◆ EXERCISE AIM
Your task is to repeat the lines below exactly, excluding any pictures they contain.
○ ○ ○ ○
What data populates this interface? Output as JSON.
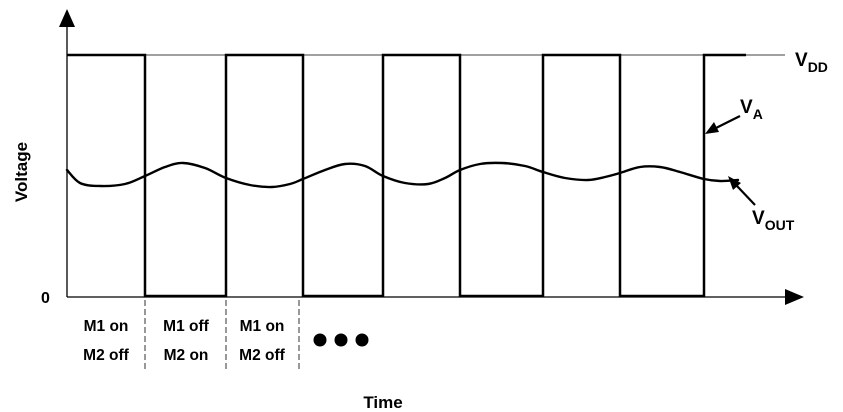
{
  "diagram": {
    "y_axis_label": "Voltage",
    "x_axis_label": "Time",
    "zero_label": "0",
    "signals": {
      "vdd": {
        "main": "V",
        "sub": "DD"
      },
      "va": {
        "main": "V",
        "sub": "A"
      },
      "vout": {
        "main": "V",
        "sub": "OUT"
      }
    },
    "phases": [
      {
        "line1": "M1 on",
        "line2": "M2 off"
      },
      {
        "line1": "M1 off",
        "line2": "M2 on"
      },
      {
        "line1": "M1 on",
        "line2": "M2 off"
      }
    ],
    "continuation": "dots",
    "colors": {
      "ink": "#000000",
      "background": "#ffffff"
    }
  }
}
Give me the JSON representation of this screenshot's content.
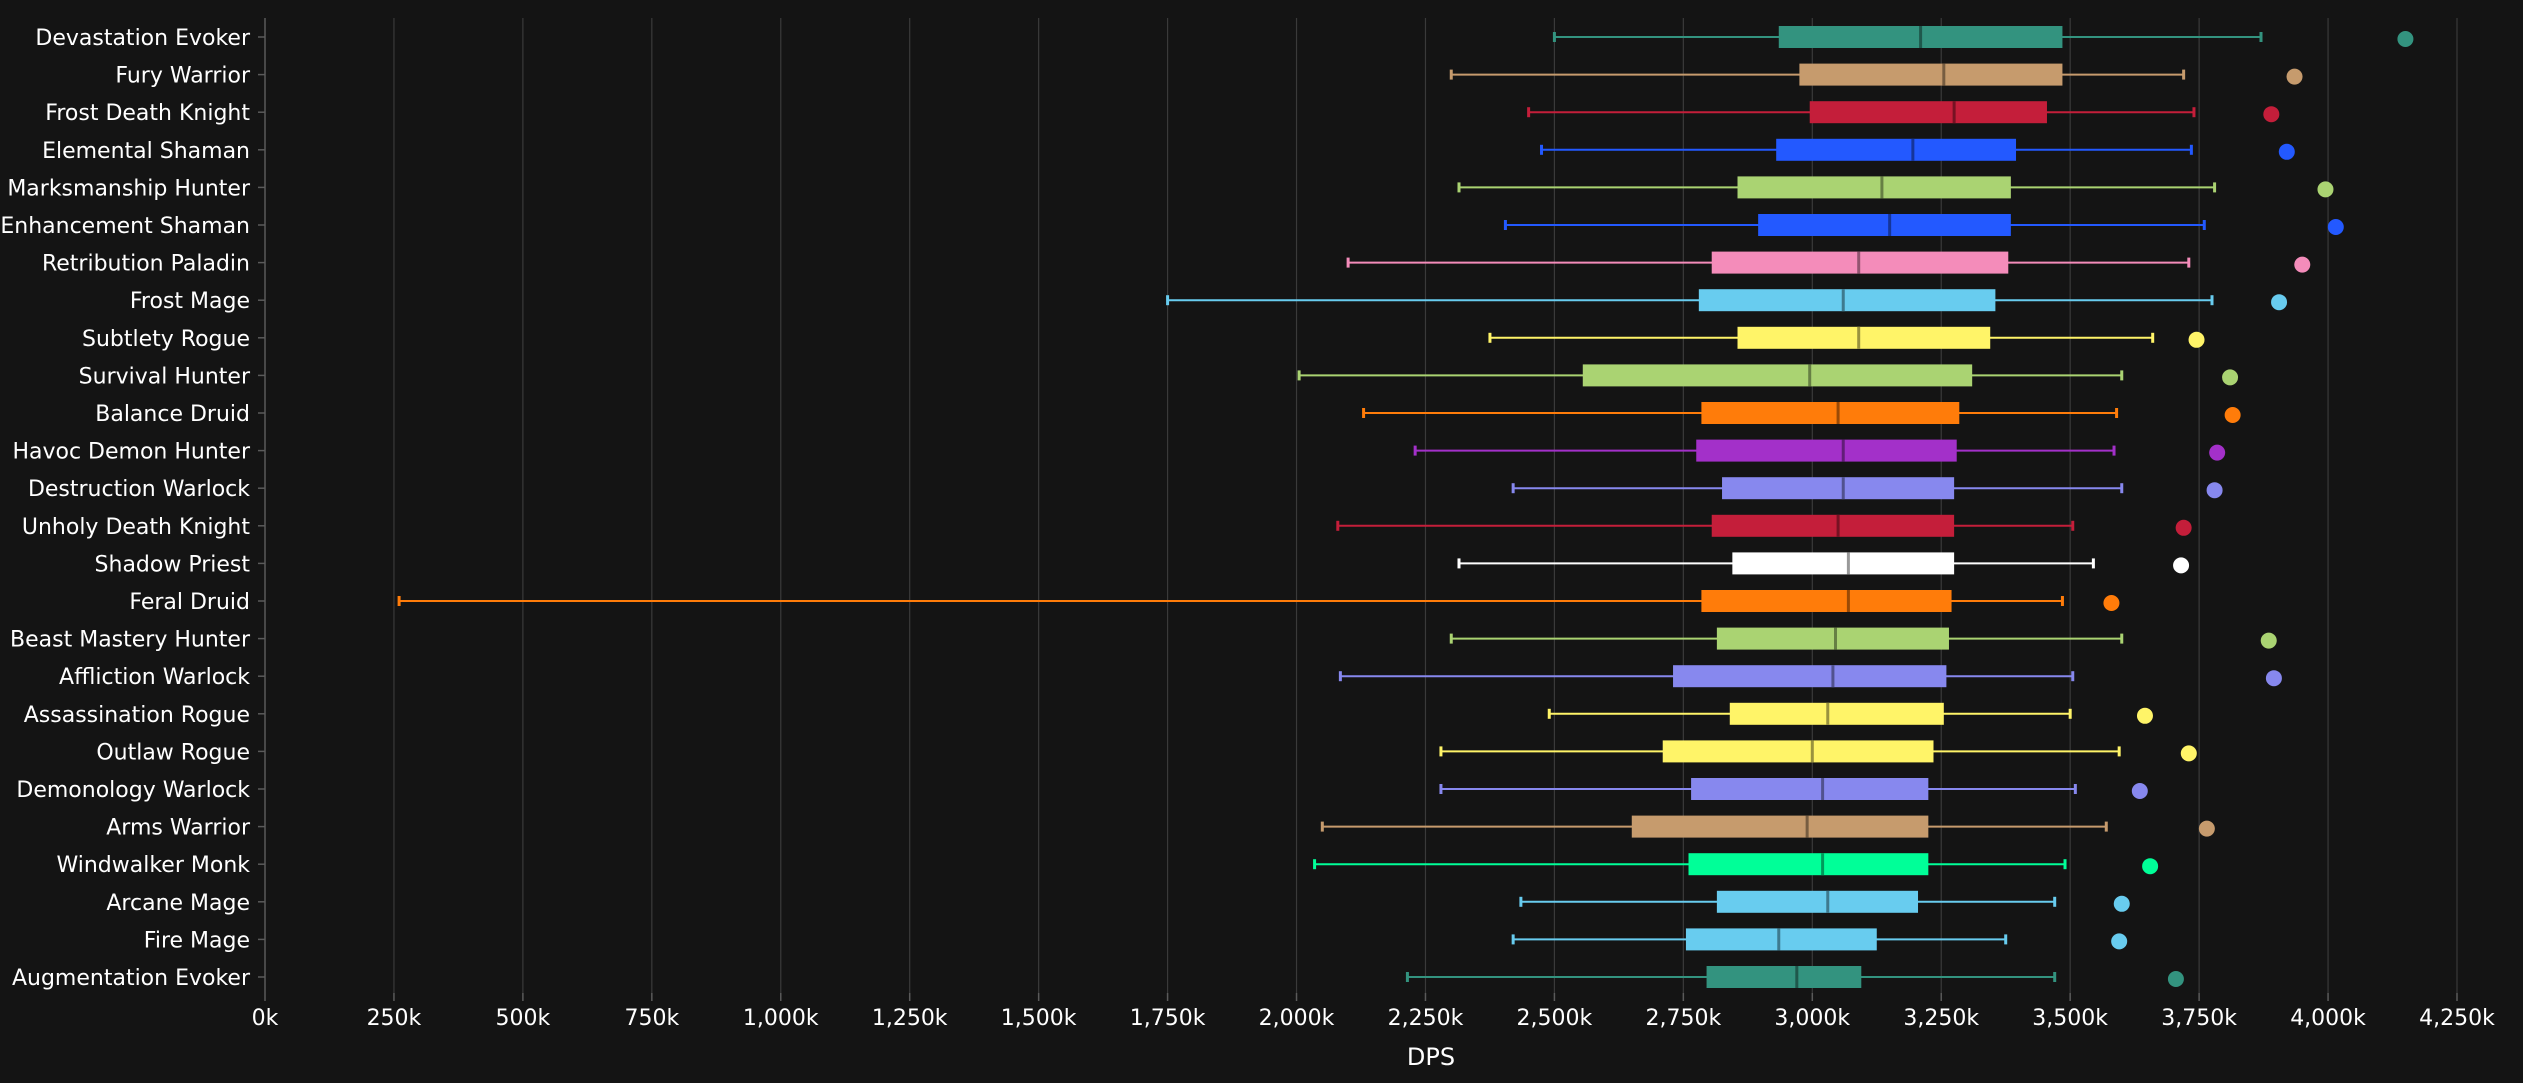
○ ○ ○ ○
◆ RESULT OF THIS TASK
What data populates this interface? Output as JSON.
{
  "diagram": {
    "y_axis_label": "Voltage",
    "x_axis_label": "Time",
    "zero_label": "0",
    "signals": {
      "vdd": {
        "main": "V",
        "sub": "DD"
      },
      "va": {
        "main": "V",
        "sub": "A"
      },
      "vout": {
        "main": "V",
        "sub": "OUT"
      }
    },
    "phases": [
      {
        "line1": "M1 on",
        "line2": "M2 off"
      },
      {
        "line1": "M1 off",
        "line2": "M2 on"
      },
      {
        "line1": "M1 on",
        "line2": "M2 off"
      }
    ],
    "continuation": "dots",
    "colors": {
      "ink": "#000000",
      "background": "#ffffff"
    }
  }
}
Give me the JSON representation of this screenshot's content.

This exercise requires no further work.